STATED GOAL →
Locate each line below that includes "Sydney" and reproduce it.

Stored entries
────────────────

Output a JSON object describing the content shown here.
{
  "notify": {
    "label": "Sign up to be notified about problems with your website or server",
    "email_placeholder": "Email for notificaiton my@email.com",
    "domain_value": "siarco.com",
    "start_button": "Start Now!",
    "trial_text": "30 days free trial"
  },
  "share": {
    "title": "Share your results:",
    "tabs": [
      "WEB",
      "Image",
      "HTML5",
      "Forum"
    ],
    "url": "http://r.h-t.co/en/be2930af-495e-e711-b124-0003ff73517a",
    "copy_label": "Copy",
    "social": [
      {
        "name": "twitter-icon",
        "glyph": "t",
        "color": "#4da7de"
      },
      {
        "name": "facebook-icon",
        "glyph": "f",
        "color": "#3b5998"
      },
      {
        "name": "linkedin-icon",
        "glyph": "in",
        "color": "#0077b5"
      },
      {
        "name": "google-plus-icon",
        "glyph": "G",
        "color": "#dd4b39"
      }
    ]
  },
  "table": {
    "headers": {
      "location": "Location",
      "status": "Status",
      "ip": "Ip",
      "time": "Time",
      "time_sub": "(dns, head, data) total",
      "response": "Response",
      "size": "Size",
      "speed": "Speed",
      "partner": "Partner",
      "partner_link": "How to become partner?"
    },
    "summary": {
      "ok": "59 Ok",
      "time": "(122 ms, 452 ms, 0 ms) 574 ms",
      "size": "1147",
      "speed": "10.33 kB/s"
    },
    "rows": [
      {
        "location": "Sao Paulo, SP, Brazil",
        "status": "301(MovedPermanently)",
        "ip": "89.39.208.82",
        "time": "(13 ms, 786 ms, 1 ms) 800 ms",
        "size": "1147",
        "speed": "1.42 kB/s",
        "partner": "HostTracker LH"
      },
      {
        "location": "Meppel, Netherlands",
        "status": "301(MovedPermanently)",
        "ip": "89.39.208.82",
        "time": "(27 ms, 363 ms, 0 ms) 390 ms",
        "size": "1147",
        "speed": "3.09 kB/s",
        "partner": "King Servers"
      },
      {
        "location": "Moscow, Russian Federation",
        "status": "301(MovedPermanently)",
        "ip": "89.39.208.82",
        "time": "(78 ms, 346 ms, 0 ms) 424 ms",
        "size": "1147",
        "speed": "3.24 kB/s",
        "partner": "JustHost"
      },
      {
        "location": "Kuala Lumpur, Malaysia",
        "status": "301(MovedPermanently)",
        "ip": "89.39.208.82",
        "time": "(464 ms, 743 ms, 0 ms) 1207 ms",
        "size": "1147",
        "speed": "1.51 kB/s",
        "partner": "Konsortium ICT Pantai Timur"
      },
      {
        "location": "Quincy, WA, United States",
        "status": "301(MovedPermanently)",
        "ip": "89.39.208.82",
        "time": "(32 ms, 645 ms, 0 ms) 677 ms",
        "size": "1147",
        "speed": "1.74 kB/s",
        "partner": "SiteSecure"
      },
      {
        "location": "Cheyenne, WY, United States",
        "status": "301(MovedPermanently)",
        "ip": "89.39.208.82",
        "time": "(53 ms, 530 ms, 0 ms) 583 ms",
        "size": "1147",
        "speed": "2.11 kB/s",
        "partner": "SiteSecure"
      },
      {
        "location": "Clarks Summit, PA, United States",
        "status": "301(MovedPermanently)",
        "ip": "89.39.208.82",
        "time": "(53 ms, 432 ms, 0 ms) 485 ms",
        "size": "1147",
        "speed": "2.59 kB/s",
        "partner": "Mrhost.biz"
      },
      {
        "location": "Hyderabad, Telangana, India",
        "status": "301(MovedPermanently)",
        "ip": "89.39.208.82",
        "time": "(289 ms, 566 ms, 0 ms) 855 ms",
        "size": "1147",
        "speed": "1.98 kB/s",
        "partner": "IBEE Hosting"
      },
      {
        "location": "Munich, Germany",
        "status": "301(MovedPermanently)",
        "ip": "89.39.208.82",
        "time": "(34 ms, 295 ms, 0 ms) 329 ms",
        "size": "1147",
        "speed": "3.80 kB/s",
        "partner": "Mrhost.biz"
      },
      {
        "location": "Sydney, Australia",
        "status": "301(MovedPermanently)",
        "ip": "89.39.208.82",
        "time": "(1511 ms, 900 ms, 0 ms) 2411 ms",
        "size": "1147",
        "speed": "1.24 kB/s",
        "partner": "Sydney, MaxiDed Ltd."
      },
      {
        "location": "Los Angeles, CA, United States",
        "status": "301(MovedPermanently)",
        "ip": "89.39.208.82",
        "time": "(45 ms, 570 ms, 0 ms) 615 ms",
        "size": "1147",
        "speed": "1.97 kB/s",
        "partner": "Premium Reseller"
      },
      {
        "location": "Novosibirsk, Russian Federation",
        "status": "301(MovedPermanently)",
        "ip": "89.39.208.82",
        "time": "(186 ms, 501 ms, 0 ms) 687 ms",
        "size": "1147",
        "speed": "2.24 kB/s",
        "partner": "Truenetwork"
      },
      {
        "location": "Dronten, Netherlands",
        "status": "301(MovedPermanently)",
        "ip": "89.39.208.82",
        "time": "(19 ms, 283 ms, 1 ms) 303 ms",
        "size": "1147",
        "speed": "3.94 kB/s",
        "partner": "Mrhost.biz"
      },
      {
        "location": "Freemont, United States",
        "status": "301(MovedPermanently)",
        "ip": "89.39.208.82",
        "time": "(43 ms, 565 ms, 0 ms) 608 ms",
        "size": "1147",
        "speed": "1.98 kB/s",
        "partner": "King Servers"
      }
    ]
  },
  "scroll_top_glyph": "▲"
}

────────────────

OUTPUT OF THE EXERCISE →
        "location": "Sydney, Australia",
        "partner": "Sydney, MaxiDed Ltd."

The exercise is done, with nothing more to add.